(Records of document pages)
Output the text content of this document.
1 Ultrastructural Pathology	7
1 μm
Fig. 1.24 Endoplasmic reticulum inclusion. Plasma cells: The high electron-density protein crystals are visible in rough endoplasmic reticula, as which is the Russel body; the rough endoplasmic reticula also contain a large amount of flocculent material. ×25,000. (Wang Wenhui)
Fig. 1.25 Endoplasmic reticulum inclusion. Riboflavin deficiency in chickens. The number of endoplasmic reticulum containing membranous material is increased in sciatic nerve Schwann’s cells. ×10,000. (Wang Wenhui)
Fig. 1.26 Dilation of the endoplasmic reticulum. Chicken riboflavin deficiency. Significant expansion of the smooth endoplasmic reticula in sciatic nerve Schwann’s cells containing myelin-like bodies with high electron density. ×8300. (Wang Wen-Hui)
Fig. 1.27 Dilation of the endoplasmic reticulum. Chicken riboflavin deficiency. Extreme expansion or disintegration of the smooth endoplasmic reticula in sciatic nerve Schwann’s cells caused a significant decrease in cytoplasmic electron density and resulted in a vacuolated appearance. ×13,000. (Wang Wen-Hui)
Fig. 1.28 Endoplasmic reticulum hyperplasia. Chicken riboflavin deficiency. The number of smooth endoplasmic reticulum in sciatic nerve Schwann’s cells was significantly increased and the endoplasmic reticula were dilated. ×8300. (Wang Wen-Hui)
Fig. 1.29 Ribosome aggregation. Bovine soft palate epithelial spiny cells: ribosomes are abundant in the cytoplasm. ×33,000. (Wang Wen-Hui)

- [To do] An exact copy of every entry above is required.

- [Completed exercise]
Output the text content of this document.
1 Ultrastructural Pathology	7
1 μm
Fig. 1.24 Endoplasmic reticulum inclusion. Plasma cells: The high electron-density protein crystals are visible in rough endoplasmic reticula, as which is the Russel body; the rough endoplasmic reticula also contain a large amount of flocculent material. ×25,000. (Wang Wenhui)
Fig. 1.25 Endoplasmic reticulum inclusion. Riboflavin deficiency in chickens. The number of endoplasmic reticulum containing membranous material is increased in sciatic nerve Schwann’s cells. ×10,000. (Wang Wenhui)
Fig. 1.26 Dilation of the endoplasmic reticulum. Chicken riboflavin deficiency. Significant expansion of the smooth endoplasmic reticula in sciatic nerve Schwann’s cells containing myelin-like bodies with high electron density. ×8300. (Wang Wen-Hui)
Fig. 1.27 Dilation of the endoplasmic reticulum. Chicken riboflavin deficiency. Extreme expansion or disintegration of the smooth endoplasmic reticula in sciatic nerve Schwann’s cells caused a significant decrease in cytoplasmic electron density and resulted in a vacuolated appearance. ×13,000. (Wang Wen-Hui)
Fig. 1.28 Endoplasmic reticulum hyperplasia. Chicken riboflavin deficiency. The number of smooth endoplasmic reticulum in sciatic nerve Schwann’s cells was significantly increased and the endoplasmic reticula were dilated. ×8300. (Wang Wen-Hui)
Fig. 1.29 Ribosome aggregation. Bovine soft palate epithelial spiny cells: ribosomes are abundant in the cytoplasm. ×33,000. (Wang Wen-Hui)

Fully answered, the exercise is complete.